Can you print the data exactly and leave out each image?

-- Begin DATA EXTRACT --

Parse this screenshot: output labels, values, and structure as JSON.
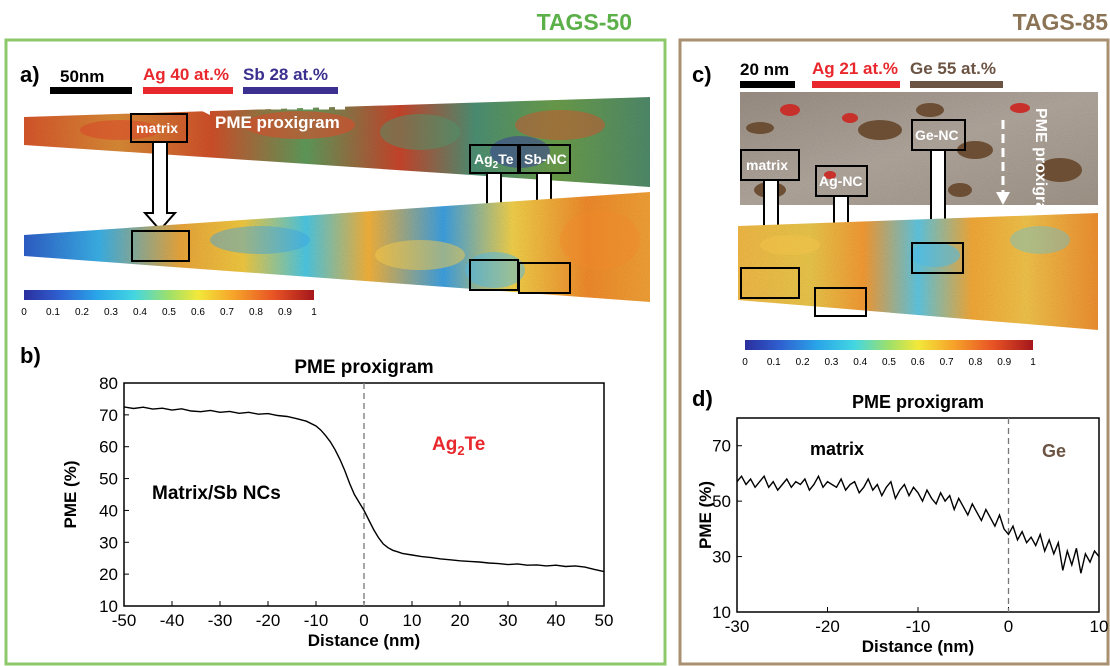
{
  "figure": {
    "left_title": "TAGS-50",
    "right_title": "TAGS-85",
    "colors": {
      "left_frame": "#8DC86A",
      "right_frame": "#A89070",
      "left_title": "#5BB04A",
      "right_title": "#8B7355",
      "red": "#E8282D",
      "purple": "#3B2F8F",
      "brown": "#6B5443"
    }
  },
  "panel_a": {
    "label": "a)",
    "scale_bar": "50nm",
    "legend_ag": "Ag 40 at.%",
    "legend_sb": "Sb 28 at.%",
    "arrow_text": "PME proxigram",
    "box_matrix": "matrix",
    "box_ag2te_base": "Ag",
    "box_ag2te_sub": "2",
    "box_ag2te_tail": "Te",
    "box_sbnc": "Sb-NC",
    "colorbar_ticks": [
      "0",
      "0.1",
      "0.2",
      "0.3",
      "0.4",
      "0.5",
      "0.6",
      "0.7",
      "0.8",
      "0.9",
      "1"
    ]
  },
  "panel_c": {
    "label": "c)",
    "scale_bar": "20 nm",
    "legend_ag": "Ag 21 at.%",
    "legend_ge": "Ge 55 at.%",
    "box_matrix": "matrix",
    "box_agnc": "Ag-NC",
    "box_genc": "Ge-NC",
    "arrow_text": "PME proxigram",
    "colorbar_ticks": [
      "0",
      "0.1",
      "0.2",
      "0.3",
      "0.4",
      "0.5",
      "0.6",
      "0.7",
      "0.8",
      "0.9",
      "1"
    ]
  },
  "chart_data": [
    {
      "panel": "b)",
      "type": "line",
      "title": "PME proxigram",
      "xlabel": "Distance (nm)",
      "ylabel": "PME (%)",
      "xlim": [
        -50,
        50
      ],
      "ylim": [
        10,
        80
      ],
      "xticks": [
        "-50",
        "-40",
        "-30",
        "-20",
        "-10",
        "0",
        "10",
        "20",
        "30",
        "40",
        "50"
      ],
      "yticks": [
        "10",
        "20",
        "30",
        "40",
        "50",
        "60",
        "70",
        "80"
      ],
      "grid": false,
      "annotations": {
        "left_label": "Matrix/Sb NCs",
        "right_label_base": "Ag",
        "right_label_sub": "2",
        "right_label_tail": "Te"
      },
      "series": [
        {
          "x": [
            -50,
            -48,
            -46,
            -44,
            -42,
            -40,
            -38,
            -36,
            -34,
            -32,
            -30,
            -28,
            -26,
            -24,
            -22,
            -20,
            -18,
            -16,
            -14,
            -12,
            -10,
            -9,
            -8,
            -7,
            -6,
            -5,
            -4,
            -3,
            -2,
            -1,
            0,
            1,
            2,
            3,
            4,
            5,
            6,
            7,
            8,
            10,
            12,
            14,
            16,
            18,
            20,
            22,
            24,
            26,
            28,
            30,
            32,
            34,
            36,
            38,
            40,
            42,
            44,
            46,
            48,
            50
          ],
          "values": [
            72.5,
            72.0,
            72.4,
            71.8,
            72.1,
            71.5,
            71.9,
            71.2,
            71.0,
            71.4,
            70.8,
            71.1,
            70.5,
            70.8,
            70.2,
            70.4,
            69.8,
            69.5,
            68.8,
            68.0,
            66.5,
            65.2,
            63.5,
            61.5,
            59.0,
            56.0,
            52.5,
            48.5,
            45.0,
            42.5,
            40.0,
            37.0,
            34.0,
            31.5,
            29.5,
            28.3,
            27.5,
            27.0,
            26.5,
            26.0,
            25.5,
            25.2,
            24.8,
            24.5,
            24.2,
            24.0,
            23.8,
            23.5,
            23.3,
            23.0,
            23.2,
            22.8,
            22.9,
            22.6,
            22.8,
            22.4,
            22.6,
            22.2,
            21.5,
            20.8
          ]
        }
      ]
    },
    {
      "panel": "d)",
      "type": "line",
      "title": "PME proxigram",
      "xlabel": "Distance (nm)",
      "ylabel": "PME (%)",
      "xlim": [
        -30,
        10
      ],
      "ylim": [
        10,
        80
      ],
      "xticks": [
        "-30",
        "-20",
        "-10",
        "0",
        "10"
      ],
      "yticks": [
        "10",
        "30",
        "50",
        "70"
      ],
      "grid": false,
      "annotations": {
        "left_label": "matrix",
        "right_label": "Ge"
      },
      "series": [
        {
          "x": [
            -30,
            -29.5,
            -29,
            -28.5,
            -28,
            -27.5,
            -27,
            -26.5,
            -26,
            -25.5,
            -25,
            -24.5,
            -24,
            -23.5,
            -23,
            -22.5,
            -22,
            -21.5,
            -21,
            -20.5,
            -20,
            -19.5,
            -19,
            -18.5,
            -18,
            -17.5,
            -17,
            -16.5,
            -16,
            -15.5,
            -15,
            -14.5,
            -14,
            -13.5,
            -13,
            -12.5,
            -12,
            -11.5,
            -11,
            -10.5,
            -10,
            -9.5,
            -9,
            -8.5,
            -8,
            -7.5,
            -7,
            -6.5,
            -6,
            -5.5,
            -5,
            -4.5,
            -4,
            -3.5,
            -3,
            -2.5,
            -2,
            -1.5,
            -1,
            -0.5,
            0,
            0.5,
            1,
            1.5,
            2,
            2.5,
            3,
            3.5,
            4,
            4.5,
            5,
            5.5,
            6,
            6.5,
            7,
            7.5,
            8,
            8.5,
            9,
            9.5,
            10
          ],
          "values": [
            57,
            59,
            56,
            58,
            55,
            57,
            59,
            55,
            57,
            54,
            56,
            58,
            55,
            57,
            56,
            58,
            54,
            56,
            59,
            55,
            57,
            56,
            55,
            58,
            54,
            56,
            57,
            53,
            55,
            58,
            54,
            56,
            52,
            55,
            57,
            51,
            54,
            56,
            52,
            55,
            53,
            50,
            54,
            51,
            49,
            53,
            50,
            52,
            47,
            51,
            48,
            45,
            49,
            46,
            43,
            47,
            44,
            41,
            45,
            40,
            38,
            41,
            36,
            39,
            35,
            37,
            34,
            38,
            32,
            36,
            31,
            35,
            25,
            32,
            27,
            33,
            24,
            31,
            28,
            32,
            30
          ]
        }
      ]
    }
  ]
}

-- End DATA EXTRACT --

§ EXPECTED ANSWER:
Parse this screenshot: output labels, values, and structure as JSON.
{
  "figure": {
    "left_title": "TAGS-50",
    "right_title": "TAGS-85",
    "colors": {
      "left_frame": "#8DC86A",
      "right_frame": "#A89070",
      "left_title": "#5BB04A",
      "right_title": "#8B7355",
      "red": "#E8282D",
      "purple": "#3B2F8F",
      "brown": "#6B5443"
    }
  },
  "panel_a": {
    "label": "a)",
    "scale_bar": "50nm",
    "legend_ag": "Ag 40 at.%",
    "legend_sb": "Sb 28 at.%",
    "arrow_text": "PME proxigram",
    "box_matrix": "matrix",
    "box_ag2te_base": "Ag",
    "box_ag2te_sub": "2",
    "box_ag2te_tail": "Te",
    "box_sbnc": "Sb-NC",
    "colorbar_ticks": [
      "0",
      "0.1",
      "0.2",
      "0.3",
      "0.4",
      "0.5",
      "0.6",
      "0.7",
      "0.8",
      "0.9",
      "1"
    ]
  },
  "panel_c": {
    "label": "c)",
    "scale_bar": "20 nm",
    "legend_ag": "Ag 21 at.%",
    "legend_ge": "Ge 55 at.%",
    "box_matrix": "matrix",
    "box_agnc": "Ag-NC",
    "box_genc": "Ge-NC",
    "arrow_text": "PME proxigram",
    "colorbar_ticks": [
      "0",
      "0.1",
      "0.2",
      "0.3",
      "0.4",
      "0.5",
      "0.6",
      "0.7",
      "0.8",
      "0.9",
      "1"
    ]
  },
  "chart_data": [
    {
      "panel": "b)",
      "type": "line",
      "title": "PME proxigram",
      "xlabel": "Distance (nm)",
      "ylabel": "PME (%)",
      "xlim": [
        -50,
        50
      ],
      "ylim": [
        10,
        80
      ],
      "xticks": [
        "-50",
        "-40",
        "-30",
        "-20",
        "-10",
        "0",
        "10",
        "20",
        "30",
        "40",
        "50"
      ],
      "yticks": [
        "10",
        "20",
        "30",
        "40",
        "50",
        "60",
        "70",
        "80"
      ],
      "grid": false,
      "annotations": {
        "left_label": "Matrix/Sb NCs",
        "right_label_base": "Ag",
        "right_label_sub": "2",
        "right_label_tail": "Te"
      },
      "series": [
        {
          "x": [
            -50,
            -48,
            -46,
            -44,
            -42,
            -40,
            -38,
            -36,
            -34,
            -32,
            -30,
            -28,
            -26,
            -24,
            -22,
            -20,
            -18,
            -16,
            -14,
            -12,
            -10,
            -9,
            -8,
            -7,
            -6,
            -5,
            -4,
            -3,
            -2,
            -1,
            0,
            1,
            2,
            3,
            4,
            5,
            6,
            7,
            8,
            10,
            12,
            14,
            16,
            18,
            20,
            22,
            24,
            26,
            28,
            30,
            32,
            34,
            36,
            38,
            40,
            42,
            44,
            46,
            48,
            50
          ],
          "values": [
            72.5,
            72.0,
            72.4,
            71.8,
            72.1,
            71.5,
            71.9,
            71.2,
            71.0,
            71.4,
            70.8,
            71.1,
            70.5,
            70.8,
            70.2,
            70.4,
            69.8,
            69.5,
            68.8,
            68.0,
            66.5,
            65.2,
            63.5,
            61.5,
            59.0,
            56.0,
            52.5,
            48.5,
            45.0,
            42.5,
            40.0,
            37.0,
            34.0,
            31.5,
            29.5,
            28.3,
            27.5,
            27.0,
            26.5,
            26.0,
            25.5,
            25.2,
            24.8,
            24.5,
            24.2,
            24.0,
            23.8,
            23.5,
            23.3,
            23.0,
            23.2,
            22.8,
            22.9,
            22.6,
            22.8,
            22.4,
            22.6,
            22.2,
            21.5,
            20.8
          ]
        }
      ]
    },
    {
      "panel": "d)",
      "type": "line",
      "title": "PME proxigram",
      "xlabel": "Distance (nm)",
      "ylabel": "PME (%)",
      "xlim": [
        -30,
        10
      ],
      "ylim": [
        10,
        80
      ],
      "xticks": [
        "-30",
        "-20",
        "-10",
        "0",
        "10"
      ],
      "yticks": [
        "10",
        "30",
        "50",
        "70"
      ],
      "grid": false,
      "annotations": {
        "left_label": "matrix",
        "right_label": "Ge"
      },
      "series": [
        {
          "x": [
            -30,
            -29.5,
            -29,
            -28.5,
            -28,
            -27.5,
            -27,
            -26.5,
            -26,
            -25.5,
            -25,
            -24.5,
            -24,
            -23.5,
            -23,
            -22.5,
            -22,
            -21.5,
            -21,
            -20.5,
            -20,
            -19.5,
            -19,
            -18.5,
            -18,
            -17.5,
            -17,
            -16.5,
            -16,
            -15.5,
            -15,
            -14.5,
            -14,
            -13.5,
            -13,
            -12.5,
            -12,
            -11.5,
            -11,
            -10.5,
            -10,
            -9.5,
            -9,
            -8.5,
            -8,
            -7.5,
            -7,
            -6.5,
            -6,
            -5.5,
            -5,
            -4.5,
            -4,
            -3.5,
            -3,
            -2.5,
            -2,
            -1.5,
            -1,
            -0.5,
            0,
            0.5,
            1,
            1.5,
            2,
            2.5,
            3,
            3.5,
            4,
            4.5,
            5,
            5.5,
            6,
            6.5,
            7,
            7.5,
            8,
            8.5,
            9,
            9.5,
            10
          ],
          "values": [
            57,
            59,
            56,
            58,
            55,
            57,
            59,
            55,
            57,
            54,
            56,
            58,
            55,
            57,
            56,
            58,
            54,
            56,
            59,
            55,
            57,
            56,
            55,
            58,
            54,
            56,
            57,
            53,
            55,
            58,
            54,
            56,
            52,
            55,
            57,
            51,
            54,
            56,
            52,
            55,
            53,
            50,
            54,
            51,
            49,
            53,
            50,
            52,
            47,
            51,
            48,
            45,
            49,
            46,
            43,
            47,
            44,
            41,
            45,
            40,
            38,
            41,
            36,
            39,
            35,
            37,
            34,
            38,
            32,
            36,
            31,
            35,
            25,
            32,
            27,
            33,
            24,
            31,
            28,
            32,
            30
          ]
        }
      ]
    }
  ]
}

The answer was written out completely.